→ What to produce
Drop the pictures, then extract the listing word for word.

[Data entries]
=-=-=
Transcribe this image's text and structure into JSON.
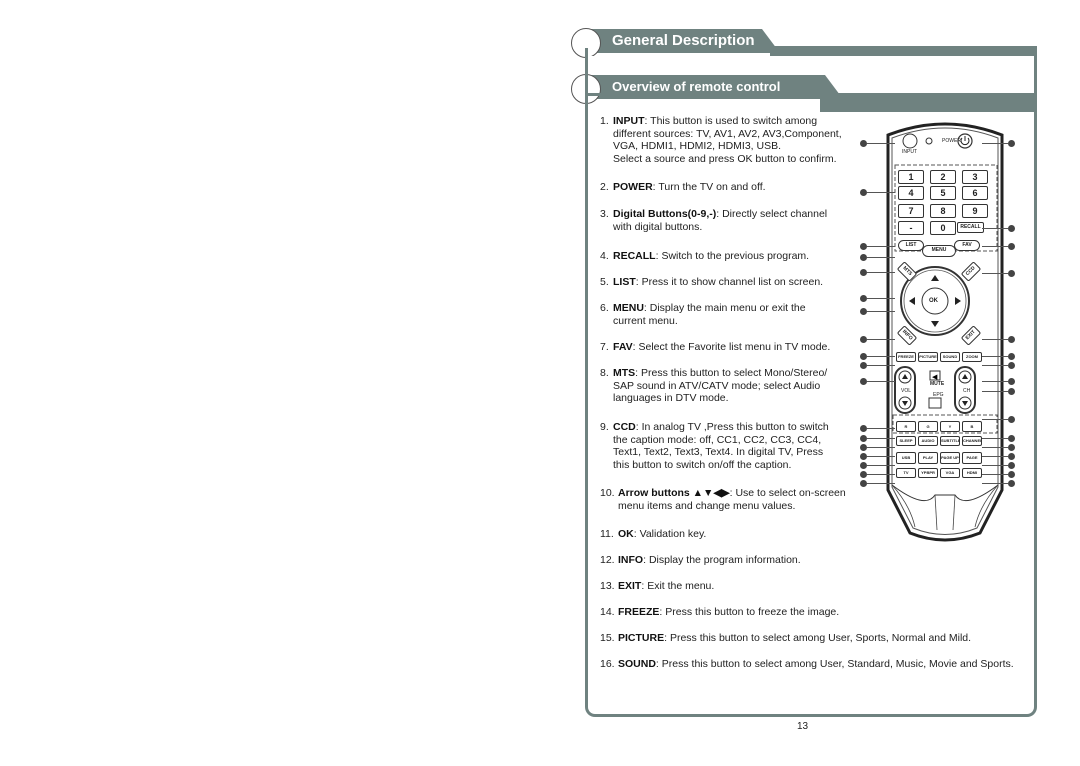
{
  "header": {
    "section_title": "General Description",
    "subsection_title": "Overview of remote control"
  },
  "items": [
    {
      "num": "1.",
      "key": "INPUT",
      "lines": [
        "This button is used to switch among",
        "different sources: TV, AV1, AV2, AV3,Component,",
        "VGA, HDMI1, HDMI2, HDMI3, USB.",
        "Select a source and press OK button to confirm."
      ]
    },
    {
      "num": "2.",
      "key": "POWER",
      "lines": [
        "Turn the TV on and off."
      ]
    },
    {
      "num": "3.",
      "key": "Digital Buttons(0-9,-)",
      "lines": [
        "Directly select channel",
        "with digital buttons."
      ]
    },
    {
      "num": "4.",
      "key": "RECALL",
      "lines": [
        "Switch to the previous program."
      ]
    },
    {
      "num": "5.",
      "key": "LIST",
      "lines": [
        "Press it to show channel list on screen."
      ]
    },
    {
      "num": "6.",
      "key": "MENU",
      "lines": [
        "Display the main menu or exit the",
        "current menu."
      ]
    },
    {
      "num": "7.",
      "key": "FAV",
      "lines": [
        "Select the Favorite list menu in TV mode."
      ]
    },
    {
      "num": "8.",
      "key": "MTS",
      "lines": [
        "Press this button to select Mono/Stereo/",
        "SAP sound in ATV/CATV mode; select Audio",
        "languages in DTV mode."
      ]
    },
    {
      "num": "9.",
      "key": "CCD",
      "lines": [
        "In analog TV ,Press this button to switch",
        "the caption mode: off, CC1, CC2, CC3, CC4,",
        "Text1, Text2, Text3, Text4. In digital TV, Press",
        "this button to switch on/off the caption."
      ]
    },
    {
      "num": "10.",
      "key": "Arrow buttons ▲▼◀▶",
      "lines": [
        "Use to select on-screen",
        "menu items and change menu values."
      ]
    },
    {
      "num": "11.",
      "key": "OK",
      "lines": [
        "Validation key."
      ]
    },
    {
      "num": "12.",
      "key": "INFO",
      "lines": [
        "Display the program information."
      ]
    },
    {
      "num": "13.",
      "key": "EXIT",
      "lines": [
        "Exit the menu."
      ]
    },
    {
      "num": "14.",
      "key": "FREEZE",
      "lines": [
        "Press this button to freeze the image."
      ]
    },
    {
      "num": "15.",
      "key": "PICTURE",
      "lines": [
        "Press this button to select among User, Sports, Normal and Mild."
      ]
    },
    {
      "num": "16.",
      "key": "SOUND",
      "lines": [
        "Press this button to select among User, Standard, Music, Movie and Sports."
      ]
    }
  ],
  "remote": {
    "input_label": "INPUT",
    "power_label": "POWER",
    "digits": [
      "1",
      "2",
      "3",
      "4",
      "5",
      "6",
      "7",
      "8",
      "9",
      "-",
      "0"
    ],
    "recall": "RECALL",
    "list": "LIST",
    "menu": "MENU",
    "fav": "FAV",
    "mts": "MTS",
    "ccd": "CCD",
    "ok": "OK",
    "info": "INFO",
    "exit": "EXIT",
    "func_row": [
      "FREEZE",
      "PICTURE",
      "SOUND",
      "ZOOM"
    ],
    "vol": "VOL",
    "ch": "CH",
    "mute": "MUTE",
    "epg": "EPG",
    "color_row": [
      "R",
      "G",
      "Y",
      "B"
    ],
    "row_a": [
      "SLEEP",
      "AUDIO",
      "SUBTITLE",
      "CHANNEL"
    ],
    "row_b": [
      "USB",
      "PLAY CONTROL",
      "PAGE UP",
      "PAGE DOWN"
    ],
    "row_c": [
      "TV",
      "YPBPR",
      "VGA",
      "HDMI"
    ]
  },
  "page_number": "13"
}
=-=-=
→ Exercise answer
Transcribe this image's text and structure into JSON.
{
  "header": {
    "section_title": "General Description",
    "subsection_title": "Overview of remote control"
  },
  "items": [
    {
      "num": "1.",
      "key": "INPUT",
      "lines": [
        "This button is used to switch among",
        "different sources: TV, AV1, AV2, AV3,Component,",
        "VGA, HDMI1, HDMI2, HDMI3, USB.",
        "Select a source and press OK button to confirm."
      ]
    },
    {
      "num": "2.",
      "key": "POWER",
      "lines": [
        "Turn the TV on and off."
      ]
    },
    {
      "num": "3.",
      "key": "Digital Buttons(0-9,-)",
      "lines": [
        "Directly select channel",
        "with digital buttons."
      ]
    },
    {
      "num": "4.",
      "key": "RECALL",
      "lines": [
        "Switch to the previous program."
      ]
    },
    {
      "num": "5.",
      "key": "LIST",
      "lines": [
        "Press it to show channel list on screen."
      ]
    },
    {
      "num": "6.",
      "key": "MENU",
      "lines": [
        "Display the main menu or exit the",
        "current menu."
      ]
    },
    {
      "num": "7.",
      "key": "FAV",
      "lines": [
        "Select the Favorite list menu in TV mode."
      ]
    },
    {
      "num": "8.",
      "key": "MTS",
      "lines": [
        "Press this button to select Mono/Stereo/",
        "SAP sound in ATV/CATV mode; select Audio",
        "languages in DTV mode."
      ]
    },
    {
      "num": "9.",
      "key": "CCD",
      "lines": [
        "In analog TV ,Press this button to switch",
        "the caption mode: off, CC1, CC2, CC3, CC4,",
        "Text1, Text2, Text3, Text4. In digital TV, Press",
        "this button to switch on/off the caption."
      ]
    },
    {
      "num": "10.",
      "key": "Arrow buttons ▲▼◀▶",
      "lines": [
        "Use to select on-screen",
        "menu items and change menu values."
      ]
    },
    {
      "num": "11.",
      "key": "OK",
      "lines": [
        "Validation key."
      ]
    },
    {
      "num": "12.",
      "key": "INFO",
      "lines": [
        "Display the program information."
      ]
    },
    {
      "num": "13.",
      "key": "EXIT",
      "lines": [
        "Exit the menu."
      ]
    },
    {
      "num": "14.",
      "key": "FREEZE",
      "lines": [
        "Press this button to freeze the image."
      ]
    },
    {
      "num": "15.",
      "key": "PICTURE",
      "lines": [
        "Press this button to select among User, Sports, Normal and Mild."
      ]
    },
    {
      "num": "16.",
      "key": "SOUND",
      "lines": [
        "Press this button to select among User, Standard, Music, Movie and Sports."
      ]
    }
  ],
  "remote": {
    "input_label": "INPUT",
    "power_label": "POWER",
    "digits": [
      "1",
      "2",
      "3",
      "4",
      "5",
      "6",
      "7",
      "8",
      "9",
      "-",
      "0"
    ],
    "recall": "RECALL",
    "list": "LIST",
    "menu": "MENU",
    "fav": "FAV",
    "mts": "MTS",
    "ccd": "CCD",
    "ok": "OK",
    "info": "INFO",
    "exit": "EXIT",
    "func_row": [
      "FREEZE",
      "PICTURE",
      "SOUND",
      "ZOOM"
    ],
    "vol": "VOL",
    "ch": "CH",
    "mute": "MUTE",
    "epg": "EPG",
    "color_row": [
      "R",
      "G",
      "Y",
      "B"
    ],
    "row_a": [
      "SLEEP",
      "AUDIO",
      "SUBTITLE",
      "CHANNEL"
    ],
    "row_b": [
      "USB",
      "PLAY CONTROL",
      "PAGE UP",
      "PAGE DOWN"
    ],
    "row_c": [
      "TV",
      "YPBPR",
      "VGA",
      "HDMI"
    ]
  },
  "page_number": "13"
}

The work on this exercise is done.